▶ _Goal of the exercise_
In the entries below, find every line holding the string "Research" and collect it.

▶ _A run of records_
>> start

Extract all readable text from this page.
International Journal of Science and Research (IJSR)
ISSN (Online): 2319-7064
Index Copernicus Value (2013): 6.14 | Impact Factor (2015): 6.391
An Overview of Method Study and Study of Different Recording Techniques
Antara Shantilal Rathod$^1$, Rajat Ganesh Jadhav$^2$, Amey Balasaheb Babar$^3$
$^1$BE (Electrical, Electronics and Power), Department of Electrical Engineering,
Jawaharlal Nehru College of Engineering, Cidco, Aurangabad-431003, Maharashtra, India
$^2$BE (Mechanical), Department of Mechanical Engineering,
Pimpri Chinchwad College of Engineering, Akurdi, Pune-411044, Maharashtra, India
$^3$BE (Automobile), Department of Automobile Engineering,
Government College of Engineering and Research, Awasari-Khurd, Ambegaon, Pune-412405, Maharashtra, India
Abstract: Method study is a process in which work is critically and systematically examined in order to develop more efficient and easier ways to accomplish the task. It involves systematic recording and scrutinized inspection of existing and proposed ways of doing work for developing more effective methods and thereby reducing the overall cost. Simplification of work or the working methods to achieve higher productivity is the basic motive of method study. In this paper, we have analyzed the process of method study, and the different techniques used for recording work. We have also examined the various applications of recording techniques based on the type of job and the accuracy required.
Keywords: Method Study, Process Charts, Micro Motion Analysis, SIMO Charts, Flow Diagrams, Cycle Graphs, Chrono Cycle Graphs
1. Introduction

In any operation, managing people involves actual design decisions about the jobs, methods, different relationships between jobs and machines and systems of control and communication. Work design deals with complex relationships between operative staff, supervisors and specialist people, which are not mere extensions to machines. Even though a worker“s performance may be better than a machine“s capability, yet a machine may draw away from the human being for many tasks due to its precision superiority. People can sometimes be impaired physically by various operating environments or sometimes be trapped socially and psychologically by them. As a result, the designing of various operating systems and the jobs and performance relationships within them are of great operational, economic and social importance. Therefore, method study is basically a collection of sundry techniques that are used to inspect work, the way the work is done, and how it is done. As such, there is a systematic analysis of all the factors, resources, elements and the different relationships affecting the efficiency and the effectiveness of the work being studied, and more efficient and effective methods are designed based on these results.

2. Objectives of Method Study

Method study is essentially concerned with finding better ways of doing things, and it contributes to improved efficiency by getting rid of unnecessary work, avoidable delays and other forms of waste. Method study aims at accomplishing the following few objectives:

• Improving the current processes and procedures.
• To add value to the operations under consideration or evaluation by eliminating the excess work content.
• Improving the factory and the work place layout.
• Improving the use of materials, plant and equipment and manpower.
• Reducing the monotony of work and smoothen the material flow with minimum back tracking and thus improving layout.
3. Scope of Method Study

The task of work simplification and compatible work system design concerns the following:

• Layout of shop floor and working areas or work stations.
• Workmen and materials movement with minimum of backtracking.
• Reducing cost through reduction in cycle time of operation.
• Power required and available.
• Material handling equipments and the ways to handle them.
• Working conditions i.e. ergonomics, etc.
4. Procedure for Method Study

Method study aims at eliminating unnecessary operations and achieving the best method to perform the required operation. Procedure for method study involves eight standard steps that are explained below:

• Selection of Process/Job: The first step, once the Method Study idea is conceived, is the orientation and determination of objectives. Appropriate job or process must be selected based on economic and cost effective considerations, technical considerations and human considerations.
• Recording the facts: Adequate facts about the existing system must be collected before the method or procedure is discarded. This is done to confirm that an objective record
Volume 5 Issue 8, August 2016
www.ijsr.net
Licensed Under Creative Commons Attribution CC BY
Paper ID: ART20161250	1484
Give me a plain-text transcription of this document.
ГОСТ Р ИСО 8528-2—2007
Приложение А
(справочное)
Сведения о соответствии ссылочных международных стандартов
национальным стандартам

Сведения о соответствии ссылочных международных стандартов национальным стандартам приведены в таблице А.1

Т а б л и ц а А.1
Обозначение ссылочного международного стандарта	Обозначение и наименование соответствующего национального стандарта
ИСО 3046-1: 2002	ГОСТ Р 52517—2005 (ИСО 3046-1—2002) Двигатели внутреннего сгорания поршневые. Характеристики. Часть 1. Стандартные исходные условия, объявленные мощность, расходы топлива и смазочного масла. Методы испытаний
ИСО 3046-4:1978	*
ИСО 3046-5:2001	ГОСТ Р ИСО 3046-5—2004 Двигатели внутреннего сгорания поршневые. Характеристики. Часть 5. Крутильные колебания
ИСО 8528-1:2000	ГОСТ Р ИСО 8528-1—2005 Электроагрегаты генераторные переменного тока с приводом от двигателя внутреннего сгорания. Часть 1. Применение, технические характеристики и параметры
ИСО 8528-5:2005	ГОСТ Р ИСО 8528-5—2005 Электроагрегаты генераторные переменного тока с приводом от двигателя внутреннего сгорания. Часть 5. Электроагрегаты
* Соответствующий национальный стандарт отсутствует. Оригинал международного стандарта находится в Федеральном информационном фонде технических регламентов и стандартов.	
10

>> end

▶ _Response below_
International Journal of Science and Research (IJSR)
Government College of Engineering and Research, Awasari-Khurd, Ambegaon, Pune-412405, Maharashtra, India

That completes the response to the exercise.